[Data entries]
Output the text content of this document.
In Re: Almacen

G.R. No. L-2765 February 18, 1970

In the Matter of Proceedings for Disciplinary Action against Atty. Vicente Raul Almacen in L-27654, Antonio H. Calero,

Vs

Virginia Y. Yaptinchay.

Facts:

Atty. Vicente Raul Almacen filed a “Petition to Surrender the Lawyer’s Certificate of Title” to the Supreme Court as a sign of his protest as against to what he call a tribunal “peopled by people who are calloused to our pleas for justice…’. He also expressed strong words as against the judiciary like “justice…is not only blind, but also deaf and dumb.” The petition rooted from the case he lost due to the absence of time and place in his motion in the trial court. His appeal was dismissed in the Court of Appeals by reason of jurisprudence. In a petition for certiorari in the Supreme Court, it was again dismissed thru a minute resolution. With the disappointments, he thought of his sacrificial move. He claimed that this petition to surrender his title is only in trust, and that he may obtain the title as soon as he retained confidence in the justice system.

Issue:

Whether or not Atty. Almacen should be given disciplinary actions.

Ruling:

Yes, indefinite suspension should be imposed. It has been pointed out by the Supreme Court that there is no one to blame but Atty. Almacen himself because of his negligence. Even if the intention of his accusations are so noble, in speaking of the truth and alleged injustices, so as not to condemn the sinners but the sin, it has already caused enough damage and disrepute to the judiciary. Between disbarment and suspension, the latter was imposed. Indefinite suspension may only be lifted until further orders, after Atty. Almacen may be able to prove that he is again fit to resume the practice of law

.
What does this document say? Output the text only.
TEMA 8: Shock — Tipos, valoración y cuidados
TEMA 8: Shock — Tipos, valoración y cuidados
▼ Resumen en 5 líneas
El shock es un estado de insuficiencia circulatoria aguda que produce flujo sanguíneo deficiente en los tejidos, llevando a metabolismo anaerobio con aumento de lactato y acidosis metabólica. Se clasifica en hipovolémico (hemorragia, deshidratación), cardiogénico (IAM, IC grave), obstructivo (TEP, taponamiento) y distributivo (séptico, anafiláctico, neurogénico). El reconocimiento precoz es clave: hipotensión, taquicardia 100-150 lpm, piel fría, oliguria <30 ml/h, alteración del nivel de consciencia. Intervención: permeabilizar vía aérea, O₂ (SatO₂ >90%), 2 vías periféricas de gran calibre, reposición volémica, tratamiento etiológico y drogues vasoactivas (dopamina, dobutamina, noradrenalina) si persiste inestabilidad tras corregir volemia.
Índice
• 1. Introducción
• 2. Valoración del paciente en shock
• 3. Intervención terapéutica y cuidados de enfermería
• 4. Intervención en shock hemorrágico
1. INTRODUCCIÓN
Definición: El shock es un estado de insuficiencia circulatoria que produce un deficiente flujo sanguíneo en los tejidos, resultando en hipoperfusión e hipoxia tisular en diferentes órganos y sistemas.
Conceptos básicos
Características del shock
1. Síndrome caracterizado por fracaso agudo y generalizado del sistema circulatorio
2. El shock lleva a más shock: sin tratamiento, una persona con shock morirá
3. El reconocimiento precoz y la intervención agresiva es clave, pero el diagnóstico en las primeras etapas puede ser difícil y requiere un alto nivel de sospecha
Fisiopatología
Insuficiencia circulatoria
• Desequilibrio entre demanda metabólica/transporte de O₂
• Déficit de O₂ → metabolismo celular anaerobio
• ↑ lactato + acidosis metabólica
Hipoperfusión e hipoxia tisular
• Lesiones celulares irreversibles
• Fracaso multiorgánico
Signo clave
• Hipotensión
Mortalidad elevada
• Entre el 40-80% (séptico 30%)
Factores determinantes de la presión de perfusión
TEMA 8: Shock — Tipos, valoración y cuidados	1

• What you should do
Begin with the line that contains "What does this" and set down each line exactly until the records above end, including the final line.

• Result for this task
What does this document say? Output the text only.
TEMA 8: Shock — Tipos, valoración y cuidados
TEMA 8: Shock — Tipos, valoración y cuidados
▼ Resumen en 5 líneas
El shock es un estado de insuficiencia circulatoria aguda que produce flujo sanguíneo deficiente en los tejidos, llevando a metabolismo anaerobio con aumento de lactato y acidosis metabólica. Se clasifica en hipovolémico (hemorragia, deshidratación), cardiogénico (IAM, IC grave), obstructivo (TEP, taponamiento) y distributivo (séptico, anafiláctico, neurogénico). El reconocimiento precoz es clave: hipotensión, taquicardia 100-150 lpm, piel fría, oliguria <30 ml/h, alteración del nivel de consciencia. Intervención: permeabilizar vía aérea, O₂ (SatO₂ >90%), 2 vías periféricas de gran calibre, reposición volémica, tratamiento etiológico y drogues vasoactivas (dopamina, dobutamina, noradrenalina) si persiste inestabilidad tras corregir volemia.
Índice
• 1. Introducción
• 2. Valoración del paciente en shock
• 3. Intervención terapéutica y cuidados de enfermería
• 4. Intervención en shock hemorrágico
1. INTRODUCCIÓN
Definición: El shock es un estado de insuficiencia circulatoria que produce un deficiente flujo sanguíneo en los tejidos, resultando en hipoperfusión e hipoxia tisular en diferentes órganos y sistemas.
Conceptos básicos
Características del shock
1. Síndrome caracterizado por fracaso agudo y generalizado del sistema circulatorio
2. El shock lleva a más shock: sin tratamiento, una persona con shock morirá
3. El reconocimiento precoz y la intervención agresiva es clave, pero el diagnóstico en las primeras etapas puede ser difícil y requiere un alto nivel de sospecha
Fisiopatología
Insuficiencia circulatoria
• Desequilibrio entre demanda metabólica/transporte de O₂
• Déficit de O₂ → metabolismo celular anaerobio
• ↑ lactato + acidosis metabólica
Hipoperfusión e hipoxia tisular
• Lesiones celulares irreversibles
• Fracaso multiorgánico
Signo clave
• Hipotensión
Mortalidad elevada
• Entre el 40-80% (séptico 30%)
Factores determinantes de la presión de perfusión
TEMA 8: Shock — Tipos, valoración y cuidados	1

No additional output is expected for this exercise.